- Problem requirements:
Give the data below again exactly as written, without its pictures.

- Dataset rows:
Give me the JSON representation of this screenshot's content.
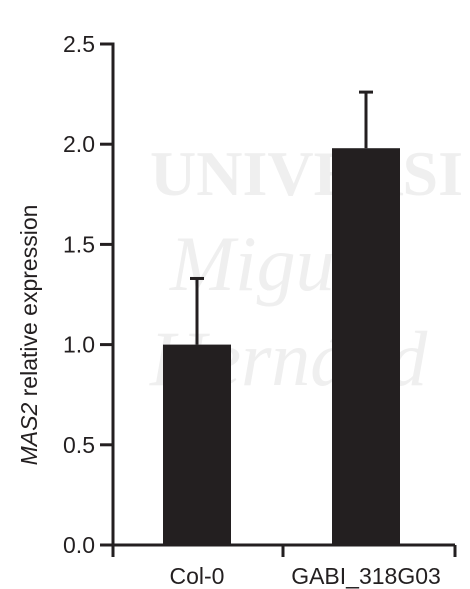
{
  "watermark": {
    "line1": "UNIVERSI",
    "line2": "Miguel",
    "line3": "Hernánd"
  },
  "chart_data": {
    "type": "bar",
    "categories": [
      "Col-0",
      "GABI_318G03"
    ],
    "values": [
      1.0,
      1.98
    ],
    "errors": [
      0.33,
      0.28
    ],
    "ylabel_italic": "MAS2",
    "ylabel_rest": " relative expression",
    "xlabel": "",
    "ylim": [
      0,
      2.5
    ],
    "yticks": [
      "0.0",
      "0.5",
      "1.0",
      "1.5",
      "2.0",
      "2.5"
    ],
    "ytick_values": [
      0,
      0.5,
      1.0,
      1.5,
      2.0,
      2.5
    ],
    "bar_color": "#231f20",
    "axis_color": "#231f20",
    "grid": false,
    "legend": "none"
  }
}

- Task output:
Give me the JSON representation of this screenshot's content.
{
  "watermark": {
    "line1": "UNIVERSI",
    "line2": "Miguel",
    "line3": "Hernánd"
  },
  "chart_data": {
    "type": "bar",
    "categories": [
      "Col-0",
      "GABI_318G03"
    ],
    "values": [
      1.0,
      1.98
    ],
    "errors": [
      0.33,
      0.28
    ],
    "ylabel_italic": "MAS2",
    "ylabel_rest": " relative expression",
    "xlabel": "",
    "ylim": [
      0,
      2.5
    ],
    "yticks": [
      "0.0",
      "0.5",
      "1.0",
      "1.5",
      "2.0",
      "2.5"
    ],
    "ytick_values": [
      0,
      0.5,
      1.0,
      1.5,
      2.0,
      2.5
    ],
    "bar_color": "#231f20",
    "axis_color": "#231f20",
    "grid": false,
    "legend": "none"
  }
}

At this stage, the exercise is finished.